Dataset excerpts
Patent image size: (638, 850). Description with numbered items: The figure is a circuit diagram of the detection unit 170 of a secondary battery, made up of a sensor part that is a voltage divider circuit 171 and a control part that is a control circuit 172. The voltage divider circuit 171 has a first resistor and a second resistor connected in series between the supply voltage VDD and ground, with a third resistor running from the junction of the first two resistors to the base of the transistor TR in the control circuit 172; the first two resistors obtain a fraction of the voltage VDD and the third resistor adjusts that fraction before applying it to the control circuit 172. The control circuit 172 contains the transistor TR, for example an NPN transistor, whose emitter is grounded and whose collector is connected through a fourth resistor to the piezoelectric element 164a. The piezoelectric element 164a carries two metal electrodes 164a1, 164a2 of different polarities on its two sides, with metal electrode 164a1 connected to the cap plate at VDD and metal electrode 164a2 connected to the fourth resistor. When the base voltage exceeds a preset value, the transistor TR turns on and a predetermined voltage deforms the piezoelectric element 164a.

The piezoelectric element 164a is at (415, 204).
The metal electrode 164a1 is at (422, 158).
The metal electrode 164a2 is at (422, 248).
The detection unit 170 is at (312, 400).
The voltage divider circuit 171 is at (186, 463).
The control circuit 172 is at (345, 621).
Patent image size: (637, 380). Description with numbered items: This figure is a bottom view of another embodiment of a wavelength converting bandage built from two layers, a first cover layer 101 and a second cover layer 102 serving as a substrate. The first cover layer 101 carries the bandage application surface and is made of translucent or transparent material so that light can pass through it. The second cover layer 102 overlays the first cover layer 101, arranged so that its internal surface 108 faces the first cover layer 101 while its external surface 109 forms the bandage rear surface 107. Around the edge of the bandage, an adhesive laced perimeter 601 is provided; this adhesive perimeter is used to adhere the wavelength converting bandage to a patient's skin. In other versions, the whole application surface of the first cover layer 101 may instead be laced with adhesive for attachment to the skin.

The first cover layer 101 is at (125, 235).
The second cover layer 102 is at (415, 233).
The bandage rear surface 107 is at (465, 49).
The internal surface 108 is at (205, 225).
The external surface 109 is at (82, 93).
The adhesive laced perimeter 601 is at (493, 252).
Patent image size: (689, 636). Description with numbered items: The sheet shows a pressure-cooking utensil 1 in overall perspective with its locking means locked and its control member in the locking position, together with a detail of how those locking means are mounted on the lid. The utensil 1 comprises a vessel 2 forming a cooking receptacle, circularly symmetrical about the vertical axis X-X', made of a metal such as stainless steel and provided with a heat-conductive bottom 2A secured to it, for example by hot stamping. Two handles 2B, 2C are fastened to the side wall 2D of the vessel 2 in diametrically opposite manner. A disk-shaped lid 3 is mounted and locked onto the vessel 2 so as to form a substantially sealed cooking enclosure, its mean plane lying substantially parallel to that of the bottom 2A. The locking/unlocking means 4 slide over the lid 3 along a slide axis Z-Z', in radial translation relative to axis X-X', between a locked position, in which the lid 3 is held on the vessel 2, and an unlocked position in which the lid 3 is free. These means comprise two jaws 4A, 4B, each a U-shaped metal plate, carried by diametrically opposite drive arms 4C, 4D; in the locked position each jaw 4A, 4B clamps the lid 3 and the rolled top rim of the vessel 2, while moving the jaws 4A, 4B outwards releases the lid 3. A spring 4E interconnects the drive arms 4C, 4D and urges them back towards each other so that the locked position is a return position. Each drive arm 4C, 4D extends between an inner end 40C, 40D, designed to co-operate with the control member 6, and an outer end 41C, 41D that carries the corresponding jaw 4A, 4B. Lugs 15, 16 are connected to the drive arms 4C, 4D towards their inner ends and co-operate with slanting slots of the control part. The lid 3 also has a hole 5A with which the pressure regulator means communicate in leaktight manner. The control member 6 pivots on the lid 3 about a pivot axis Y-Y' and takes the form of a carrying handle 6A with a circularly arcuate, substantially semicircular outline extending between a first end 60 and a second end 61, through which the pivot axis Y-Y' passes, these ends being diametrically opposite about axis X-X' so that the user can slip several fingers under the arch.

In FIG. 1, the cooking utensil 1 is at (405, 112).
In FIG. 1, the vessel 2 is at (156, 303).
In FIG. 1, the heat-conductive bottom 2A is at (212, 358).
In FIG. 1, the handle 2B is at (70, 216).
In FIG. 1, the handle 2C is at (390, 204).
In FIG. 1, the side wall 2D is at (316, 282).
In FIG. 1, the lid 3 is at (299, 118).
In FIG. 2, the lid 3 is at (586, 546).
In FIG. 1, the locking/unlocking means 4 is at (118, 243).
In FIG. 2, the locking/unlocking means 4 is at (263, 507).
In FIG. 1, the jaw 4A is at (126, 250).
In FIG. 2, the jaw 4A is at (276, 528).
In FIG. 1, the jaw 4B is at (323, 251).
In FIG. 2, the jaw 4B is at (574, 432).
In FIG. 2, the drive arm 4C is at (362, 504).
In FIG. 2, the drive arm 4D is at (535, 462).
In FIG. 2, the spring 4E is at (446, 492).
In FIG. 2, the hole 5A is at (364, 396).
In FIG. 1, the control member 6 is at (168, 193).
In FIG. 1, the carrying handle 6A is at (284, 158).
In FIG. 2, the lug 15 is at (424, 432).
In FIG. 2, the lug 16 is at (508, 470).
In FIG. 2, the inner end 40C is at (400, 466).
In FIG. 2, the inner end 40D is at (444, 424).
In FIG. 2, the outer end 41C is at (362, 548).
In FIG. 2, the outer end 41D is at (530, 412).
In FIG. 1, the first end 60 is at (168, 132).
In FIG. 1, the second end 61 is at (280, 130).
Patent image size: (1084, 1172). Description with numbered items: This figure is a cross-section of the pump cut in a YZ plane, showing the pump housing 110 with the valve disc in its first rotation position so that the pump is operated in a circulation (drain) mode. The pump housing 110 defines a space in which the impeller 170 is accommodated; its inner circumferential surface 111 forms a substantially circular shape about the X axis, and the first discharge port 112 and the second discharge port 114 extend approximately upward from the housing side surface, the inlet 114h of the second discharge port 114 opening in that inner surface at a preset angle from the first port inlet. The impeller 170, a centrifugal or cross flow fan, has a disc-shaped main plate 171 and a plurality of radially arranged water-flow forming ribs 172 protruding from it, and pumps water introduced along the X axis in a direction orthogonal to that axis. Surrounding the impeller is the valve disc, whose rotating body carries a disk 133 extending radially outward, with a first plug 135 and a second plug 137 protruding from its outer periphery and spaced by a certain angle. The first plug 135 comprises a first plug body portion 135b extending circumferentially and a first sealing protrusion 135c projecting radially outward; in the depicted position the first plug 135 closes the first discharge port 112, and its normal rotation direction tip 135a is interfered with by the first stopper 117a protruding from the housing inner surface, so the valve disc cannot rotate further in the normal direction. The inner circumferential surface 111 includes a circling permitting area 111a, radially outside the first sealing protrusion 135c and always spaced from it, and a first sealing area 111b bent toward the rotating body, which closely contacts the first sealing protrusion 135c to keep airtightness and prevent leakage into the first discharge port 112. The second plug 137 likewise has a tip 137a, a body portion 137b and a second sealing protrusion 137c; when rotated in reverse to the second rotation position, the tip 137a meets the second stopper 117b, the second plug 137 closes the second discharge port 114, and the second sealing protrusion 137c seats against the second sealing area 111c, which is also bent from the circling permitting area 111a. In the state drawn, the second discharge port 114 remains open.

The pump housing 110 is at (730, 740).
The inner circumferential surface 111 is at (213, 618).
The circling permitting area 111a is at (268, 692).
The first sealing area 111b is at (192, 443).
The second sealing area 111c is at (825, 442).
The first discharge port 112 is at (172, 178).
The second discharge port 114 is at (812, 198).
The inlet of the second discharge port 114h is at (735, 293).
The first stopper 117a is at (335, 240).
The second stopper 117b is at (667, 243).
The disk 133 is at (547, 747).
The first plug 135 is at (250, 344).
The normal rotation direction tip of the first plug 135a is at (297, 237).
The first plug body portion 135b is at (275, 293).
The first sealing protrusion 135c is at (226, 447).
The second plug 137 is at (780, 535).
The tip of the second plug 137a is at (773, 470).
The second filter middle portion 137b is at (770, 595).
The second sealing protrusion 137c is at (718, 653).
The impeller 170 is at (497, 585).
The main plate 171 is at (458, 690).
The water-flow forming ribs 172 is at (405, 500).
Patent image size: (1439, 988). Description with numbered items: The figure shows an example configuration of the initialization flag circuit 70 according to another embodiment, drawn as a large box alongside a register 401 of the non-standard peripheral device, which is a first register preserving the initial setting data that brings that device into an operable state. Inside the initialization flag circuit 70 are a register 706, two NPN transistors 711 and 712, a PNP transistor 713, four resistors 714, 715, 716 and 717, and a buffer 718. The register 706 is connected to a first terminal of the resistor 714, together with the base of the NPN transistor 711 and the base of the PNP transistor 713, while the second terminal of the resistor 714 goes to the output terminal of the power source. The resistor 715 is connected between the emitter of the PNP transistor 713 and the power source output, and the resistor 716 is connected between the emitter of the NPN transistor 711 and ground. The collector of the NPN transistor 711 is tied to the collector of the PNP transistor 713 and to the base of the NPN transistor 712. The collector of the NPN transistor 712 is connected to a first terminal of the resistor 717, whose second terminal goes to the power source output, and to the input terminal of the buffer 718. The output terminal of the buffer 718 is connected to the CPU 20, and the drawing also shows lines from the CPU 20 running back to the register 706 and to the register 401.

### SHORT EXERCISE
Arrange the data as a two-column CSV with the headers entry and answer, starting at the top of the data and ending after the line that contains "The control circuit 172 is at (345, 621).". Give one row per entry with its answer, put each field in quotation marks, and replace any line breaks with spaces.

### TASK RESULT
entry,answer
"Patent image size: (638, 850). Description with numbered items: The figure is a circuit diagram of the detection unit 170 of a secondary battery, made up of a sensor part that is a voltage divider circuit 171 and a control part that is a control circuit 172. The voltage divider circuit 171 has a first resistor and a second resistor connected in series between the supply voltage VDD and ground, with a third resistor running from the junction of the first two resistors to the base of the transistor TR in the control circuit 172; the first two resistors obtain a fraction of the voltage VDD and the third resistor adjusts that fraction before applying it to the control circuit 172. The control circuit 172 contains the transistor TR, for example an NPN transistor, whose emitter is grounded and whose collector is connected through a fourth resistor to the piezoelectric element 164a. The piezoelectric element 164a carries two metal electrodes 164a1, 164a2 of different polarities on its two sides, with metal electrode 164a1 connected to the cap plate at VDD and metal electrode 164a2 connected to the fourth resistor. When the base voltage exceeds a preset value, the transistor TR turns on and a predetermined voltage deforms the piezoelectric element 164a.","The piezoelectric element 164a is at (415, 204). The metal electrode 164a1 is at (422, 158). The metal electrode 164a2 is at (422, 248). The detection unit 170 is at (312, 400). The voltage divider circuit 171 is at (186, 463). The control circuit 172 is at (345, 621)."